══ Records for the exercise

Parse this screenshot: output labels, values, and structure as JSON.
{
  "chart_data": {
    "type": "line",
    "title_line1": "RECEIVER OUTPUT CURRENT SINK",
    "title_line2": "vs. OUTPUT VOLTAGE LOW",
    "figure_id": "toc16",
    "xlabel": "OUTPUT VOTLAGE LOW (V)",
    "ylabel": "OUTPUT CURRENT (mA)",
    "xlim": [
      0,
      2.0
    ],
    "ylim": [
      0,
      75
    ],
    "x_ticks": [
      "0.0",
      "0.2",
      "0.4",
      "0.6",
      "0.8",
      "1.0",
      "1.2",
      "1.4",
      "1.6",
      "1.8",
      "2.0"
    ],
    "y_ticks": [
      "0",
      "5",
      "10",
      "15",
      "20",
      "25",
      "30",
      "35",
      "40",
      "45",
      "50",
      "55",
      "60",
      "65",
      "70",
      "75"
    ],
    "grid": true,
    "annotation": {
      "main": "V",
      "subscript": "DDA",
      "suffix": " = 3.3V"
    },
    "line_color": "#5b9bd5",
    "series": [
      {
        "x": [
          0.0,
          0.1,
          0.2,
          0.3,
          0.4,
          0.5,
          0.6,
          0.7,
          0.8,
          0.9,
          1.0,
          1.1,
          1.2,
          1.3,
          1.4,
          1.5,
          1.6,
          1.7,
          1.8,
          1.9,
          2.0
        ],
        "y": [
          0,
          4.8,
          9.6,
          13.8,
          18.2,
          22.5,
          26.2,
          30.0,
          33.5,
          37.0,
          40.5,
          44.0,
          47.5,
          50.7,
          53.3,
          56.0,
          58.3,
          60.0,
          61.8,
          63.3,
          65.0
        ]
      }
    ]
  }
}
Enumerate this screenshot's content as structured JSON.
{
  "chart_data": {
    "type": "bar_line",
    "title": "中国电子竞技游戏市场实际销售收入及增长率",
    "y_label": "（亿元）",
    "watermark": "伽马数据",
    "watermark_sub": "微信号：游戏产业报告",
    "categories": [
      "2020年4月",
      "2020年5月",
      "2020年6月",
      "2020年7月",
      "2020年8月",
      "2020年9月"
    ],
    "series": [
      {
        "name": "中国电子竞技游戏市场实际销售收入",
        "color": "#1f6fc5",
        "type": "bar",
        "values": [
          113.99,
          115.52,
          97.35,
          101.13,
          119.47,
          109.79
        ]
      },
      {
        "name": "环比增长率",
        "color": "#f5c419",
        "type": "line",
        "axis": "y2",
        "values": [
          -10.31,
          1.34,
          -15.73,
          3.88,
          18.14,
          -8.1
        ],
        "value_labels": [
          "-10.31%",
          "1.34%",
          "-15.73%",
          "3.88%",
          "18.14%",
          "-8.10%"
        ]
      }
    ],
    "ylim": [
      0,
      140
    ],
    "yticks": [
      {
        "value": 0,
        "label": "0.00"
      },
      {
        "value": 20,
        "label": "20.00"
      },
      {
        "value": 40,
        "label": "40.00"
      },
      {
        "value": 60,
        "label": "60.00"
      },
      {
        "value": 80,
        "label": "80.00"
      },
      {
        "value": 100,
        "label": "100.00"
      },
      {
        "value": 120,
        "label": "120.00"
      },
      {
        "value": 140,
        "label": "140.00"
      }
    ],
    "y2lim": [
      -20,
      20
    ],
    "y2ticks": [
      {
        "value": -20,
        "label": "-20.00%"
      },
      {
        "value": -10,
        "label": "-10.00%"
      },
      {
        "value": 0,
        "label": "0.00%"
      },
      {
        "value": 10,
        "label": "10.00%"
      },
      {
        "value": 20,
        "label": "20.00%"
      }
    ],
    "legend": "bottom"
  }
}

════

What is expected ::
Extract from the data every line where "screenshot" shows up.

Result for this exercise ::
Parse this screenshot: output labels, values, and structure as JSON.
Enumerate this screenshot's content as structured JSON.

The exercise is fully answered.